(Data records)

***

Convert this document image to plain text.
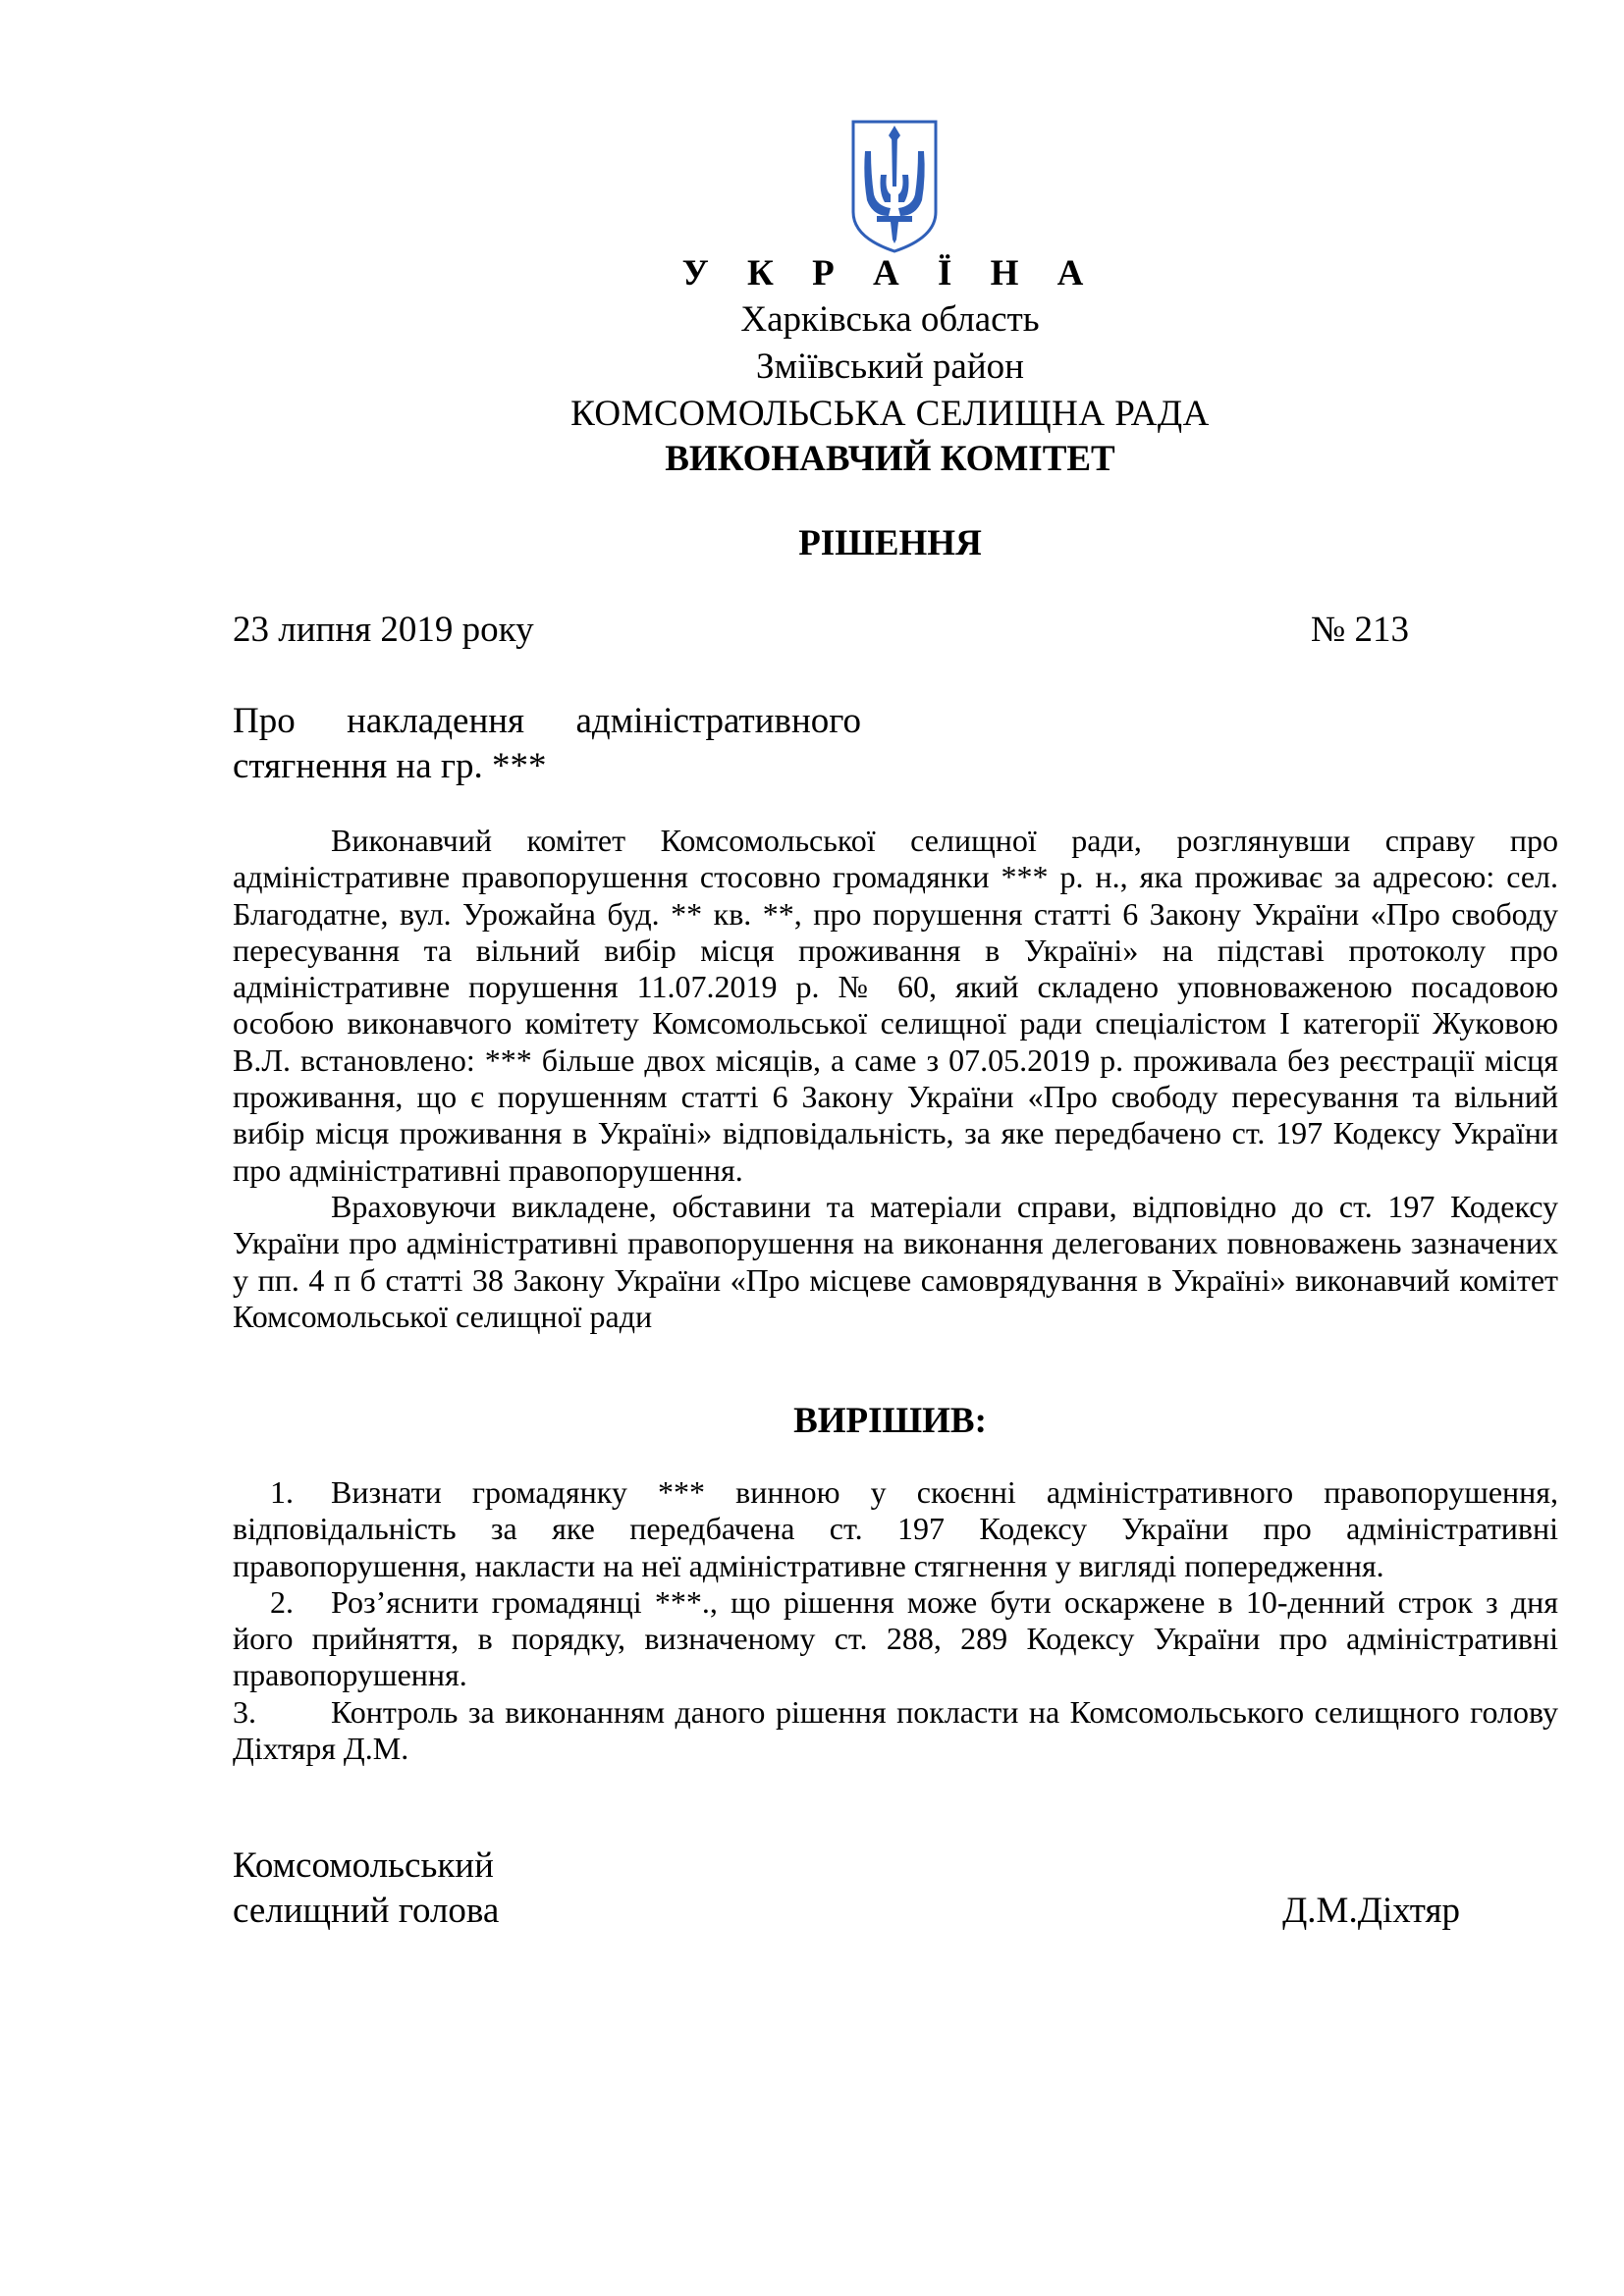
У К Р А Ї Н А
Харківська область
Зміївський район
КОМСОМОЛЬСЬКА СЕЛИЩНА РАДА
ВИКОНАВЧИЙ КОМІТЕТ
РІШЕННЯ
23 липня 2019 року	№ 213
Про накладення адміністративного
стягнення на гр. ***

Виконавчий комітет Комсомольської селищної ради, розглянувши справу про адміністративне правопорушення стосовно громадянки *** р. н., яка проживає за адресою: сел. Благодатне, вул. Урожайна буд. ** кв. **, про порушення статті 6 Закону України «Про свободу пересування та вільний вибір місця проживання в Україні» на підставі протоколу про адміністративне порушення 11.07.2019 р. № 60, який складено уповноваженою посадовою особою виконавчого комітету Комсомольської селищної ради спеціалістом І категорії Жуковою В.Л. встановлено: *** більше двох місяців, а саме з 07.05.2019 р. проживала без реєстрації місця проживання, що є порушенням статті 6 Закону України «Про свободу пересування та вільний вибір місця проживання в Україні» відповідальність, за яке передбачено ст. 197 Кодексу України про адміністративні правопорушення.

Враховуючи викладене, обставини та матеріали справи, відповідно до ст. 197 Кодексу України про адміністративні правопорушення на виконання делегованих повноважень зазначених у пп. 4 п б статті 38 Закону України «Про місцеве самоврядування в Україні» виконавчий комітет Комсомольської селищної ради

ВИРІШИВ:

1. Визнати громадянку *** винною у скоєнні адміністративного правопорушення, відповідальність за яке передбачена ст. 197 Кодексу України про адміністративні правопорушення, накласти на неї адміністративне стягнення у вигляді попередження.

2. Роз’яснити громадянці ***., що рішення може бути оскаржене в 10-денний строк з дня його прийняття, в порядку, визначеному ст. 288, 289 Кодексу України про адміністративні правопорушення.

3. Контроль за виконанням даного рішення покласти на Комсомольського селищного голову Діхтяря Д.М.

Комсомольський
селищний голова	Д.М.Діхтяр
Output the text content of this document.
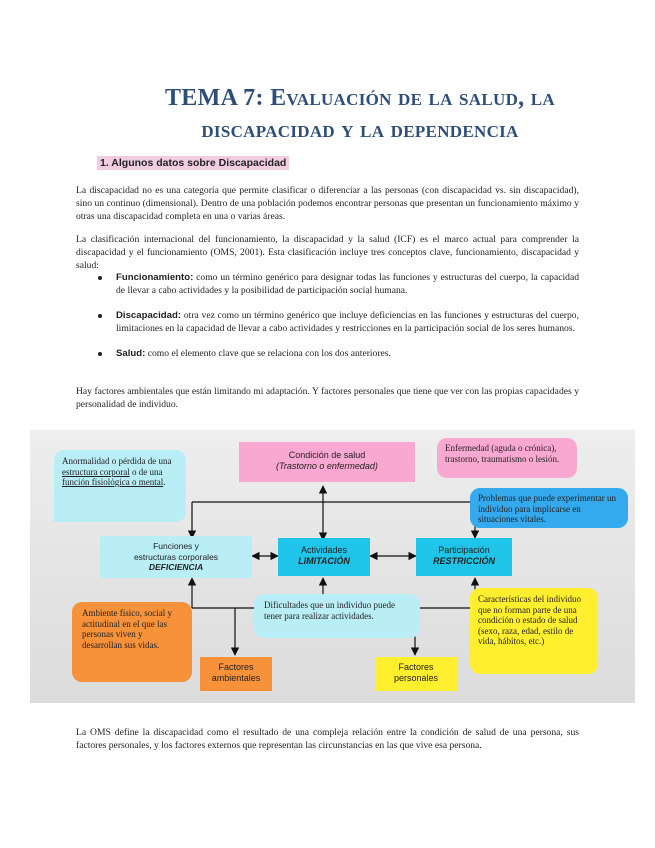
TEMA 7: Evaluación de la salud, la
discapacidad y la dependencia
1. Algunos datos sobre Discapacidad
La discapacidad no es una categoría que permite clasificar o diferenciar a las personas (con discapacidad vs. sin discapacidad), sino un continuo (dimensional). Dentro de una población podemos encontrar personas que presentan un funcionamiento máximo y otras una discapacidad completa en una o varias áreas.
La clasificación internacional del funcionamiento, la discapacidad y la salud (ICF) es el marco actual para comprender la discapacidad y el funcionamiento (OMS, 2001). Esta clasificación incluye tres conceptos clave, funcionamiento, discapacidad y salud:
Funcionamiento: como un término genérico para designar todas las funciones y estructuras del cuerpo, la capacidad de llevar a cabo actividades y la posibilidad de participación social humana.
Discapacidad: otra vez como un término genérico que incluye deficiencias en las funciones y estructuras del cuerpo, limitaciones en la capacidad de llevar a cabo actividades y restricciones en la participación social de los seres humanos.
Salud: como el elemento clave que se relaciona con los dos anteriores.
Hay factores ambientales que están limitando mi adaptación. Y factores personales que tiene que ver con las propias capacidades y personalidad de individuo.
Condición de salud
(Trastorno o enfermedad)
Funciones y
estructuras corporales
DEFICIENCIA
Actividades
LIMITACIÓN
Participación
RESTRICCIÓN
Factores
ambientales
Factores
personales
Anormalidad o pérdida de una estructura corporal o de una función fisiológica o mental.
Enfermedad (aguda o crónica), trastorno, traumatismo o lesión.
Problemas que puede experimentar un individuo para implicarse en situaciones vitales.
Dificultades que un individuo puede tener para realizar actividades.
Ambiente físico, social y actitudinal en el que las personas viven y desarrollan sus vidas.
Características del individuo que no forman parte de una condición o estado de salud (sexo, raza, edad, estilo de vida, hábitos, etc.)
La OMS define la discapacidad como el resultado de una compleja relación entre la condición de salud de una persona, sus factores personales, y los factores externos que representan las circunstancias en las que vive esa persona.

***

The data should be printed again unchanged; leave its pictures out.

WRITTEN SOLUTION.
Convert this document image to plain text.
У К Р А Ї Н А
Харківська область
Зміївський район
КОМСОМОЛЬСЬКА СЕЛИЩНА РАДА
ВИКОНАВЧИЙ КОМІТЕТ
РІШЕННЯ
23 липня 2019 року	№ 213
Про накладення адміністративного
стягнення на гр. ***

Виконавчий комітет Комсомольської селищної ради, розглянувши справу про адміністративне правопорушення стосовно громадянки *** р. н., яка проживає за адресою: сел. Благодатне, вул. Урожайна буд. ** кв. **, про порушення статті 6 Закону України «Про свободу пересування та вільний вибір місця проживання в Україні» на підставі протоколу про адміністративне порушення 11.07.2019 р. № 60, який складено уповноваженою посадовою особою виконавчого комітету Комсомольської селищної ради спеціалістом І категорії Жуковою В.Л. встановлено: *** більше двох місяців, а саме з 07.05.2019 р. проживала без реєстрації місця проживання, що є порушенням статті 6 Закону України «Про свободу пересування та вільний вибір місця проживання в Україні» відповідальність, за яке передбачено ст. 197 Кодексу України про адміністративні правопорушення.

Враховуючи викладене, обставини та матеріали справи, відповідно до ст. 197 Кодексу України про адміністративні правопорушення на виконання делегованих повноважень зазначених у пп. 4 п б статті 38 Закону України «Про місцеве самоврядування в Україні» виконавчий комітет Комсомольської селищної ради

ВИРІШИВ:

1. Визнати громадянку *** винною у скоєнні адміністративного правопорушення, відповідальність за яке передбачена ст. 197 Кодексу України про адміністративні правопорушення, накласти на неї адміністративне стягнення у вигляді попередження.

2. Роз’яснити громадянці ***., що рішення може бути оскаржене в 10-денний строк з дня його прийняття, в порядку, визначеному ст. 288, 289 Кодексу України про адміністративні правопорушення.

3. Контроль за виконанням даного рішення покласти на Комсомольського селищного голову Діхтяря Д.М.

Комсомольський
селищний голова	Д.М.Діхтяр
Output the text content of this document.
TEMA 7: Evaluación de la salud, la
discapacidad y la dependencia
1. Algunos datos sobre Discapacidad
La discapacidad no es una categoría que permite clasificar o diferenciar a las personas (con discapacidad vs. sin discapacidad), sino un continuo (dimensional). Dentro de una población podemos encontrar personas que presentan un funcionamiento máximo y otras una discapacidad completa en una o varias áreas.
La clasificación internacional del funcionamiento, la discapacidad y la salud (ICF) es el marco actual para comprender la discapacidad y el funcionamiento (OMS, 2001). Esta clasificación incluye tres conceptos clave, funcionamiento, discapacidad y salud:
Funcionamiento: como un término genérico para designar todas las funciones y estructuras del cuerpo, la capacidad de llevar a cabo actividades y la posibilidad de participación social humana.
Discapacidad: otra vez como un término genérico que incluye deficiencias en las funciones y estructuras del cuerpo, limitaciones en la capacidad de llevar a cabo actividades y restricciones en la participación social de los seres humanos.
Salud: como el elemento clave que se relaciona con los dos anteriores.
Hay factores ambientales que están limitando mi adaptación. Y factores personales que tiene que ver con las propias capacidades y personalidad de individuo.
Condición de salud
(Trastorno o enfermedad)
Funciones y
estructuras corporales
DEFICIENCIA
Actividades
LIMITACIÓN
Participación
RESTRICCIÓN
Factores
ambientales
Factores
personales
Anormalidad o pérdida de una estructura corporal o de una función fisiológica o mental.
Enfermedad (aguda o crónica), trastorno, traumatismo o lesión.
Problemas que puede experimentar un individuo para implicarse en situaciones vitales.
Dificultades que un individuo puede tener para realizar actividades.
Ambiente físico, social y actitudinal en el que las personas viven y desarrollan sus vidas.
Características del individuo que no forman parte de una condición o estado de salud (sexo, raza, edad, estilo de vida, hábitos, etc.)
La OMS define la discapacidad como el resultado de una compleja relación entre la condición de salud de una persona, sus factores personales, y los factores externos que representan las circunstancias en las que vive esa persona.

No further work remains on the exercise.